**Set exercise:**
Every record must be transcribed in its entirety, apart from the images, which are to be omitted.

----

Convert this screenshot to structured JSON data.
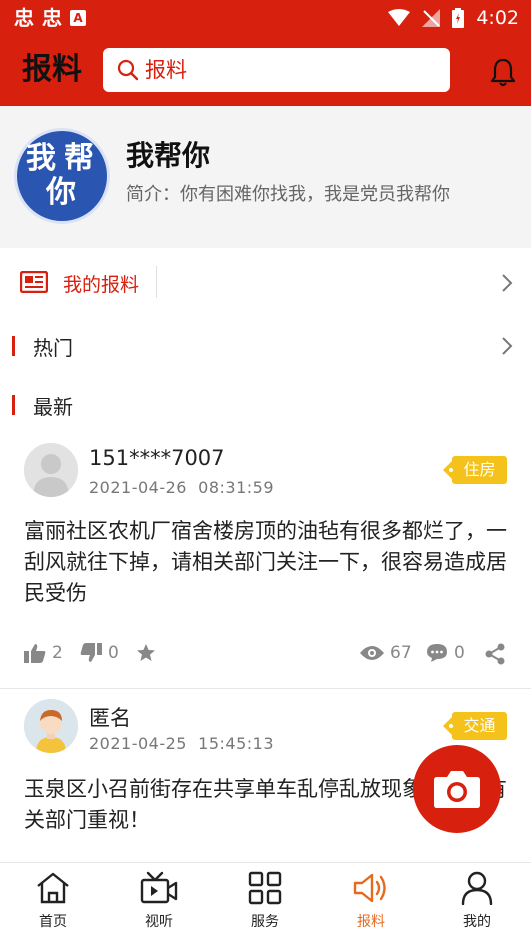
{
  "status_bar": {
    "time": "4:02",
    "app_icon_label": "忠"
  },
  "header": {
    "title": "报料",
    "search_placeholder": "报料"
  },
  "profile": {
    "avatar_text": [
      "我",
      "帮",
      "你"
    ],
    "name": "我帮你",
    "intro": "简介：你有困难你找我，我是党员我帮你"
  },
  "my_report": {
    "label": "我的报料"
  },
  "sections": {
    "hot": "热门",
    "latest": "最新"
  },
  "posts": [
    {
      "user": "151****7007",
      "date": "2021-04-26",
      "time": "08:31:59",
      "tag": "住房",
      "text": "富丽社区农机厂宿舍楼房顶的油毡有很多都烂了，一刮风就往下掉，请相关部门关注一下，很容易造成居民受伤",
      "likes": "2",
      "dislikes": "0",
      "views": "67",
      "comments": "0"
    },
    {
      "user": "匿名",
      "date": "2021-04-25",
      "time": "15:45:13",
      "tag": "交通",
      "text": "玉泉区小召前街存在共享单车乱停乱放现象，希望有关部门重视！"
    }
  ],
  "tabbar": [
    {
      "label": "首页",
      "icon": "home-icon"
    },
    {
      "label": "视听",
      "icon": "video-icon"
    },
    {
      "label": "服务",
      "icon": "grid-icon"
    },
    {
      "label": "报料",
      "icon": "megaphone-icon",
      "active": true
    },
    {
      "label": "我的",
      "icon": "person-icon"
    }
  ],
  "colors": {
    "brand_red": "#d8200f",
    "tag_yellow": "#f5c21b",
    "active_orange": "#e66a1e"
  }
}
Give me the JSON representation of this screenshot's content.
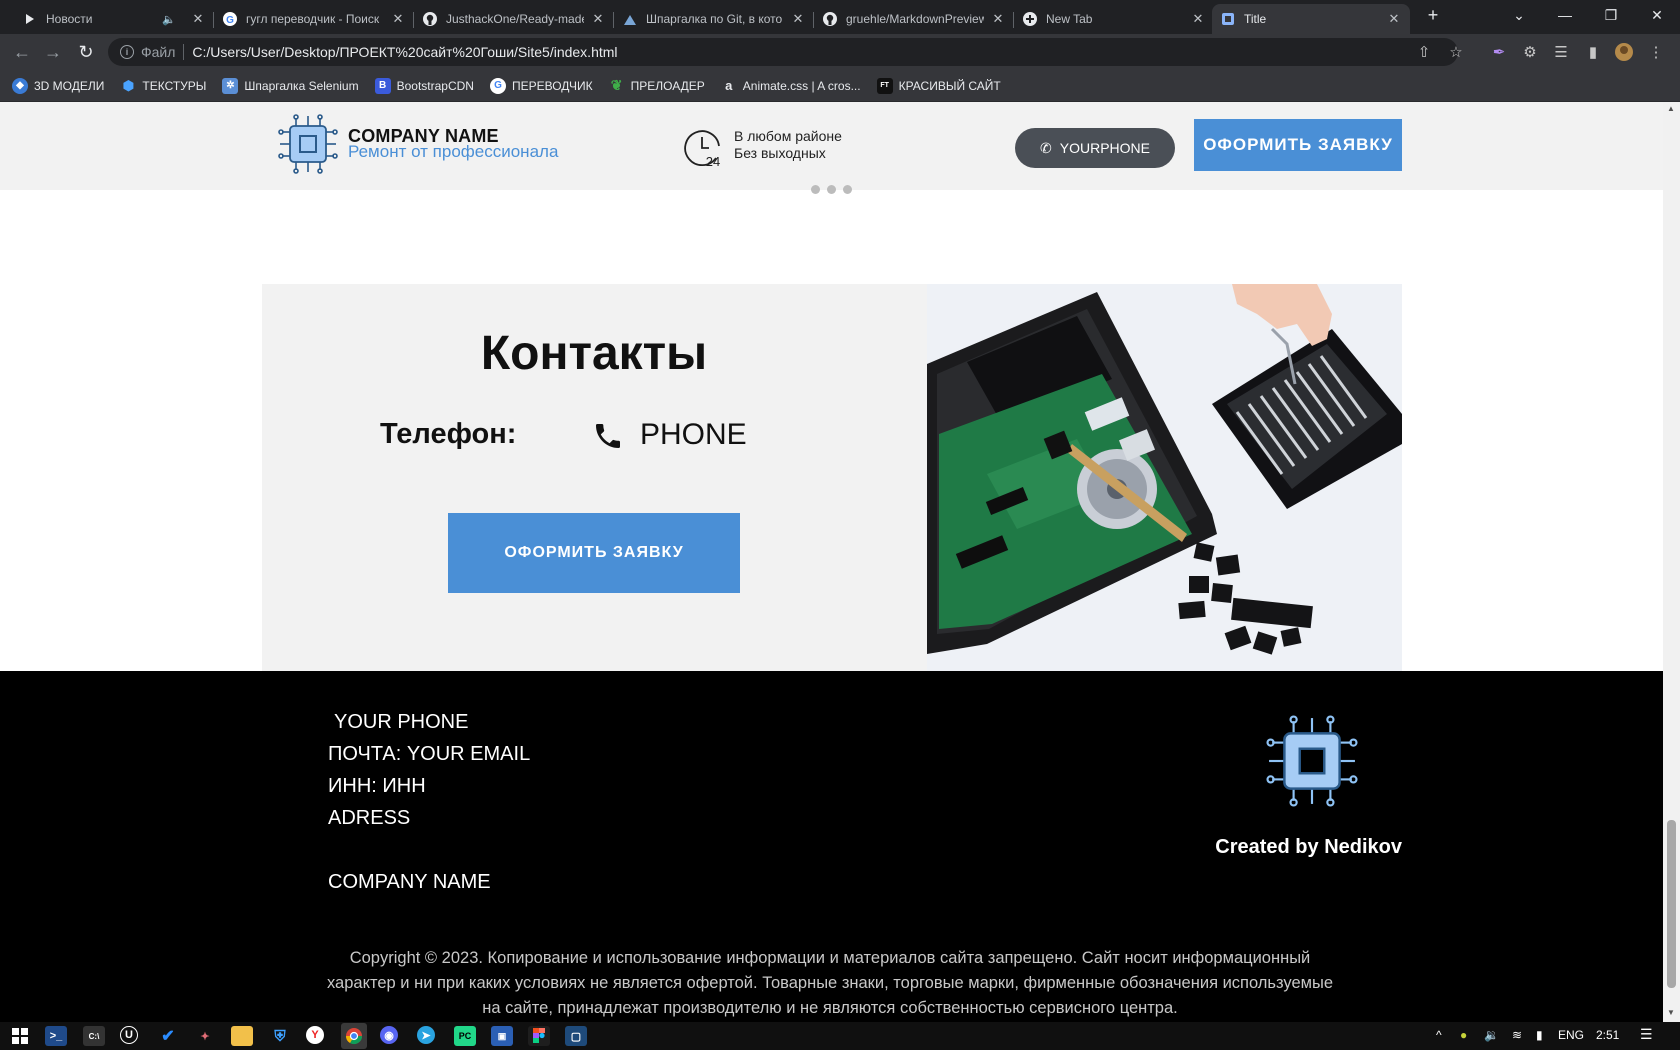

----

**Response to this exercise:**
Convert this screenshot to structured JSON data.
{
  "status_bar": {
    "time": "4:02",
    "app_icon_label": "忠"
  },
  "header": {
    "title": "报料",
    "search_placeholder": "报料"
  },
  "profile": {
    "avatar_text": [
      "我",
      "帮",
      "你"
    ],
    "name": "我帮你",
    "intro": "简介：你有困难你找我，我是党员我帮你"
  },
  "my_report": {
    "label": "我的报料"
  },
  "sections": {
    "hot": "热门",
    "latest": "最新"
  },
  "posts": [
    {
      "user": "151****7007",
      "date": "2021-04-26",
      "time": "08:31:59",
      "tag": "住房",
      "text": "富丽社区农机厂宿舍楼房顶的油毡有很多都烂了，一刮风就往下掉，请相关部门关注一下，很容易造成居民受伤",
      "likes": "2",
      "dislikes": "0",
      "views": "67",
      "comments": "0"
    },
    {
      "user": "匿名",
      "date": "2021-04-25",
      "time": "15:45:13",
      "tag": "交通",
      "text": "玉泉区小召前街存在共享单车乱停乱放现象，希望有关部门重视！"
    }
  ],
  "tabbar": [
    {
      "label": "首页",
      "icon": "home-icon"
    },
    {
      "label": "视听",
      "icon": "video-icon"
    },
    {
      "label": "服务",
      "icon": "grid-icon"
    },
    {
      "label": "报料",
      "icon": "megaphone-icon",
      "active": true
    },
    {
      "label": "我的",
      "icon": "person-icon"
    }
  ],
  "colors": {
    "brand_red": "#d8200f",
    "tag_yellow": "#f5c21b",
    "active_orange": "#e66a1e"
  }
}
Give me the JSON representation of this screenshot's content.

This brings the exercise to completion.